**Input rows:**

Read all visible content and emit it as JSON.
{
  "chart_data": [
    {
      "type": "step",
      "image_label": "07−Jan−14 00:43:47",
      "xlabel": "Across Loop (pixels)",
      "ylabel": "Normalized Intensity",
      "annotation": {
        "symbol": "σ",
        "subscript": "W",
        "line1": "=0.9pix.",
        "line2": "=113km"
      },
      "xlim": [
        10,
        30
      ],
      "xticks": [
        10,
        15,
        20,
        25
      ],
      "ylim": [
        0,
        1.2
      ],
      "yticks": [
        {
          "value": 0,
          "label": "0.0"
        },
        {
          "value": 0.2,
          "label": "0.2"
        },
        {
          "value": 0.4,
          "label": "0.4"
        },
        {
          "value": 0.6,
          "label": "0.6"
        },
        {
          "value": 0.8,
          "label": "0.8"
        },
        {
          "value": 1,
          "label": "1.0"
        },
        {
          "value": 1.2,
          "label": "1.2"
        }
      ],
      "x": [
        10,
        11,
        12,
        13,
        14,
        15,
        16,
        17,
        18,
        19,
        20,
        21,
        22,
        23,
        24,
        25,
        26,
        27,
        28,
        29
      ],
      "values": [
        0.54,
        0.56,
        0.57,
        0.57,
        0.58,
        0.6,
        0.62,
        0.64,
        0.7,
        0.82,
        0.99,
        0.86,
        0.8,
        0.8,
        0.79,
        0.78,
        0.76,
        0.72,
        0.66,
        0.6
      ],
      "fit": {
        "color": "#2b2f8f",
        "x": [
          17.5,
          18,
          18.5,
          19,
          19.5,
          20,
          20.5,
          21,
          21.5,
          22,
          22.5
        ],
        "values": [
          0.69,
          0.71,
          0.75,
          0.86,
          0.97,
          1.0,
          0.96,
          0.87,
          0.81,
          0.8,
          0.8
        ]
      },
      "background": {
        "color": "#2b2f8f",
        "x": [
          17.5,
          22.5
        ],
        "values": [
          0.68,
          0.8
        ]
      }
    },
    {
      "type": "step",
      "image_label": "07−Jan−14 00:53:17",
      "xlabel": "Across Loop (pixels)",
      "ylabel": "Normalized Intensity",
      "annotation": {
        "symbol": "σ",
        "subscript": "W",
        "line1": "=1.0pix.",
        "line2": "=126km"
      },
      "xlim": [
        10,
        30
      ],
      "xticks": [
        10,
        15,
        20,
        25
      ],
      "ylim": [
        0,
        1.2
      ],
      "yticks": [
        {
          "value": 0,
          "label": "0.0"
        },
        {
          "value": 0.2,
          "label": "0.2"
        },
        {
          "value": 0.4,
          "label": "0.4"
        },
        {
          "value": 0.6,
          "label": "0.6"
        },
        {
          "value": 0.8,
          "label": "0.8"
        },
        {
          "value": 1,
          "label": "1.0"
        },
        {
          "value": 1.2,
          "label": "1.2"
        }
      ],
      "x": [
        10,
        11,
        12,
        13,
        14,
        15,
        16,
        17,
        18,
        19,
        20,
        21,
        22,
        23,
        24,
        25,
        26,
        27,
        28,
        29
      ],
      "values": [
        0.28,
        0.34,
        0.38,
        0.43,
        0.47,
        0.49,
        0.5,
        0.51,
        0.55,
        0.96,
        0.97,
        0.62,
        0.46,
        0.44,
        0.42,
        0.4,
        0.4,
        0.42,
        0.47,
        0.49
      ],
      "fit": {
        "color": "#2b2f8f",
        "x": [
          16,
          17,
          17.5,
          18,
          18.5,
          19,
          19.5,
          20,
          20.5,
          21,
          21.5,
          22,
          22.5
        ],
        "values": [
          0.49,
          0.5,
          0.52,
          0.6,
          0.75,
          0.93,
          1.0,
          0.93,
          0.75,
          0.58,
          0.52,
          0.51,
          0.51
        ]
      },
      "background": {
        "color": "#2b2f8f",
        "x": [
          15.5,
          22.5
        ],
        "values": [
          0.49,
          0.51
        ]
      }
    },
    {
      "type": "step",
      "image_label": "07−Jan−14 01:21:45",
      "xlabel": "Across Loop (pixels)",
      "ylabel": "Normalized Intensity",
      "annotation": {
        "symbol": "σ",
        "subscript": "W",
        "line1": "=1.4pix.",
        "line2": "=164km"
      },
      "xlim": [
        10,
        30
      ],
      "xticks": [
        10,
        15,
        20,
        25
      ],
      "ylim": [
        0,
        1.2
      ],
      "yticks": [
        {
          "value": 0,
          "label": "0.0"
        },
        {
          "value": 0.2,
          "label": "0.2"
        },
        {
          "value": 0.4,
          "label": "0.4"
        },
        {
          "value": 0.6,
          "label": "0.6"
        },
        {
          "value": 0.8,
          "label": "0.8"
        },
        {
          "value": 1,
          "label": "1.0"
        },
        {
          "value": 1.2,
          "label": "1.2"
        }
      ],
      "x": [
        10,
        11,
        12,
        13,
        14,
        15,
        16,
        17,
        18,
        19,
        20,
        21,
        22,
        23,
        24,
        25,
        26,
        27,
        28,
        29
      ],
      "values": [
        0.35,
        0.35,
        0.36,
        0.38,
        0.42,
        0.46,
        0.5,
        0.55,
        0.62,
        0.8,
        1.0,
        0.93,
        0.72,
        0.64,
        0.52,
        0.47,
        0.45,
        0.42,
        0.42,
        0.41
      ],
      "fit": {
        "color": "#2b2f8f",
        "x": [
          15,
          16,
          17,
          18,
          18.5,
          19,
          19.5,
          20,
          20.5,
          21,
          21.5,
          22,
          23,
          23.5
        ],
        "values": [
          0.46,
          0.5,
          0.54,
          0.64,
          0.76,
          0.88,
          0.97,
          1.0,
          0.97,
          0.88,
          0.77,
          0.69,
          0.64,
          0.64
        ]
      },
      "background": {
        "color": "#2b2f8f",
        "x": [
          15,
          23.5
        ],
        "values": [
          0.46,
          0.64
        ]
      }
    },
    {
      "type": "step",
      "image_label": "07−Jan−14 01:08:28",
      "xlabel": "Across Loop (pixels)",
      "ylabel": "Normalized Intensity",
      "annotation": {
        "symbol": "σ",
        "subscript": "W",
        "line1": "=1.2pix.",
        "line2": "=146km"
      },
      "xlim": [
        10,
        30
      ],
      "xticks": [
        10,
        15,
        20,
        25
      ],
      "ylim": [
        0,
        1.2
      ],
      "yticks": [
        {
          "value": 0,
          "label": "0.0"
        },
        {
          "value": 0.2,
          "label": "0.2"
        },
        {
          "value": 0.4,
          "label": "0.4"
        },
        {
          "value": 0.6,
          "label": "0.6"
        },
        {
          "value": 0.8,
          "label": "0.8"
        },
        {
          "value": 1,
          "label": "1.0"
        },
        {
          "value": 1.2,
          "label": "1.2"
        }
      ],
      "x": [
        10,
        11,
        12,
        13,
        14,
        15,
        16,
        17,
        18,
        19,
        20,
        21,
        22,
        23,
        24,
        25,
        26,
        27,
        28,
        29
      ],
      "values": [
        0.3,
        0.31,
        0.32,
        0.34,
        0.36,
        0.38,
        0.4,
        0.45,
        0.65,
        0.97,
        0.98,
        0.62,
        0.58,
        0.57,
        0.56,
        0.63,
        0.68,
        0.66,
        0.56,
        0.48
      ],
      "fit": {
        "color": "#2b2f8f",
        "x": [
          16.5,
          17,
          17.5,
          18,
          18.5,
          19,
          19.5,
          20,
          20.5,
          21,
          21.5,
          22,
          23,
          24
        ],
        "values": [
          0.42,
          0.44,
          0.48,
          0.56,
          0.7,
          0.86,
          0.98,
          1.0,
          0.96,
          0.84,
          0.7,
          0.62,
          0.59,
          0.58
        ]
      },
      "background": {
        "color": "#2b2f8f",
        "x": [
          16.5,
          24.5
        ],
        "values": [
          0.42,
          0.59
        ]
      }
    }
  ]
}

**Your objective:** Set out the complete listing exactly as shown.

**Final answer:**
Read all visible content and emit it as JSON.
{
  "chart_data": [
    {
      "type": "step",
      "image_label": "07−Jan−14 00:43:47",
      "xlabel": "Across Loop (pixels)",
      "ylabel": "Normalized Intensity",
      "annotation": {
        "symbol": "σ",
        "subscript": "W",
        "line1": "=0.9pix.",
        "line2": "=113km"
      },
      "xlim": [
        10,
        30
      ],
      "xticks": [
        10,
        15,
        20,
        25
      ],
      "ylim": [
        0,
        1.2
      ],
      "yticks": [
        {
          "value": 0,
          "label": "0.0"
        },
        {
          "value": 0.2,
          "label": "0.2"
        },
        {
          "value": 0.4,
          "label": "0.4"
        },
        {
          "value": 0.6,
          "label": "0.6"
        },
        {
          "value": 0.8,
          "label": "0.8"
        },
        {
          "value": 1,
          "label": "1.0"
        },
        {
          "value": 1.2,
          "label": "1.2"
        }
      ],
      "x": [
        10,
        11,
        12,
        13,
        14,
        15,
        16,
        17,
        18,
        19,
        20,
        21,
        22,
        23,
        24,
        25,
        26,
        27,
        28,
        29
      ],
      "values": [
        0.54,
        0.56,
        0.57,
        0.57,
        0.58,
        0.6,
        0.62,
        0.64,
        0.7,
        0.82,
        0.99,
        0.86,
        0.8,
        0.8,
        0.79,
        0.78,
        0.76,
        0.72,
        0.66,
        0.6
      ],
      "fit": {
        "color": "#2b2f8f",
        "x": [
          17.5,
          18,
          18.5,
          19,
          19.5,
          20,
          20.5,
          21,
          21.5,
          22,
          22.5
        ],
        "values": [
          0.69,
          0.71,
          0.75,
          0.86,
          0.97,
          1.0,
          0.96,
          0.87,
          0.81,
          0.8,
          0.8
        ]
      },
      "background": {
        "color": "#2b2f8f",
        "x": [
          17.5,
          22.5
        ],
        "values": [
          0.68,
          0.8
        ]
      }
    },
    {
      "type": "step",
      "image_label": "07−Jan−14 00:53:17",
      "xlabel": "Across Loop (pixels)",
      "ylabel": "Normalized Intensity",
      "annotation": {
        "symbol": "σ",
        "subscript": "W",
        "line1": "=1.0pix.",
        "line2": "=126km"
      },
      "xlim": [
        10,
        30
      ],
      "xticks": [
        10,
        15,
        20,
        25
      ],
      "ylim": [
        0,
        1.2
      ],
      "yticks": [
        {
          "value": 0,
          "label": "0.0"
        },
        {
          "value": 0.2,
          "label": "0.2"
        },
        {
          "value": 0.4,
          "label": "0.4"
        },
        {
          "value": 0.6,
          "label": "0.6"
        },
        {
          "value": 0.8,
          "label": "0.8"
        },
        {
          "value": 1,
          "label": "1.0"
        },
        {
          "value": 1.2,
          "label": "1.2"
        }
      ],
      "x": [
        10,
        11,
        12,
        13,
        14,
        15,
        16,
        17,
        18,
        19,
        20,
        21,
        22,
        23,
        24,
        25,
        26,
        27,
        28,
        29
      ],
      "values": [
        0.28,
        0.34,
        0.38,
        0.43,
        0.47,
        0.49,
        0.5,
        0.51,
        0.55,
        0.96,
        0.97,
        0.62,
        0.46,
        0.44,
        0.42,
        0.4,
        0.4,
        0.42,
        0.47,
        0.49
      ],
      "fit": {
        "color": "#2b2f8f",
        "x": [
          16,
          17,
          17.5,
          18,
          18.5,
          19,
          19.5,
          20,
          20.5,
          21,
          21.5,
          22,
          22.5
        ],
        "values": [
          0.49,
          0.5,
          0.52,
          0.6,
          0.75,
          0.93,
          1.0,
          0.93,
          0.75,
          0.58,
          0.52,
          0.51,
          0.51
        ]
      },
      "background": {
        "color": "#2b2f8f",
        "x": [
          15.5,
          22.5
        ],
        "values": [
          0.49,
          0.51
        ]
      }
    },
    {
      "type": "step",
      "image_label": "07−Jan−14 01:21:45",
      "xlabel": "Across Loop (pixels)",
      "ylabel": "Normalized Intensity",
      "annotation": {
        "symbol": "σ",
        "subscript": "W",
        "line1": "=1.4pix.",
        "line2": "=164km"
      },
      "xlim": [
        10,
        30
      ],
      "xticks": [
        10,
        15,
        20,
        25
      ],
      "ylim": [
        0,
        1.2
      ],
      "yticks": [
        {
          "value": 0,
          "label": "0.0"
        },
        {
          "value": 0.2,
          "label": "0.2"
        },
        {
          "value": 0.4,
          "label": "0.4"
        },
        {
          "value": 0.6,
          "label": "0.6"
        },
        {
          "value": 0.8,
          "label": "0.8"
        },
        {
          "value": 1,
          "label": "1.0"
        },
        {
          "value": 1.2,
          "label": "1.2"
        }
      ],
      "x": [
        10,
        11,
        12,
        13,
        14,
        15,
        16,
        17,
        18,
        19,
        20,
        21,
        22,
        23,
        24,
        25,
        26,
        27,
        28,
        29
      ],
      "values": [
        0.35,
        0.35,
        0.36,
        0.38,
        0.42,
        0.46,
        0.5,
        0.55,
        0.62,
        0.8,
        1.0,
        0.93,
        0.72,
        0.64,
        0.52,
        0.47,
        0.45,
        0.42,
        0.42,
        0.41
      ],
      "fit": {
        "color": "#2b2f8f",
        "x": [
          15,
          16,
          17,
          18,
          18.5,
          19,
          19.5,
          20,
          20.5,
          21,
          21.5,
          22,
          23,
          23.5
        ],
        "values": [
          0.46,
          0.5,
          0.54,
          0.64,
          0.76,
          0.88,
          0.97,
          1.0,
          0.97,
          0.88,
          0.77,
          0.69,
          0.64,
          0.64
        ]
      },
      "background": {
        "color": "#2b2f8f",
        "x": [
          15,
          23.5
        ],
        "values": [
          0.46,
          0.64
        ]
      }
    },
    {
      "type": "step",
      "image_label": "07−Jan−14 01:08:28",
      "xlabel": "Across Loop (pixels)",
      "ylabel": "Normalized Intensity",
      "annotation": {
        "symbol": "σ",
        "subscript": "W",
        "line1": "=1.2pix.",
        "line2": "=146km"
      },
      "xlim": [
        10,
        30
      ],
      "xticks": [
        10,
        15,
        20,
        25
      ],
      "ylim": [
        0,
        1.2
      ],
      "yticks": [
        {
          "value": 0,
          "label": "0.0"
        },
        {
          "value": 0.2,
          "label": "0.2"
        },
        {
          "value": 0.4,
          "label": "0.4"
        },
        {
          "value": 0.6,
          "label": "0.6"
        },
        {
          "value": 0.8,
          "label": "0.8"
        },
        {
          "value": 1,
          "label": "1.0"
        },
        {
          "value": 1.2,
          "label": "1.2"
        }
      ],
      "x": [
        10,
        11,
        12,
        13,
        14,
        15,
        16,
        17,
        18,
        19,
        20,
        21,
        22,
        23,
        24,
        25,
        26,
        27,
        28,
        29
      ],
      "values": [
        0.3,
        0.31,
        0.32,
        0.34,
        0.36,
        0.38,
        0.4,
        0.45,
        0.65,
        0.97,
        0.98,
        0.62,
        0.58,
        0.57,
        0.56,
        0.63,
        0.68,
        0.66,
        0.56,
        0.48
      ],
      "fit": {
        "color": "#2b2f8f",
        "x": [
          16.5,
          17,
          17.5,
          18,
          18.5,
          19,
          19.5,
          20,
          20.5,
          21,
          21.5,
          22,
          23,
          24
        ],
        "values": [
          0.42,
          0.44,
          0.48,
          0.56,
          0.7,
          0.86,
          0.98,
          1.0,
          0.96,
          0.84,
          0.7,
          0.62,
          0.59,
          0.58
        ]
      },
      "background": {
        "color": "#2b2f8f",
        "x": [
          16.5,
          24.5
        ],
        "values": [
          0.42,
          0.59
        ]
      }
    }
  ]
}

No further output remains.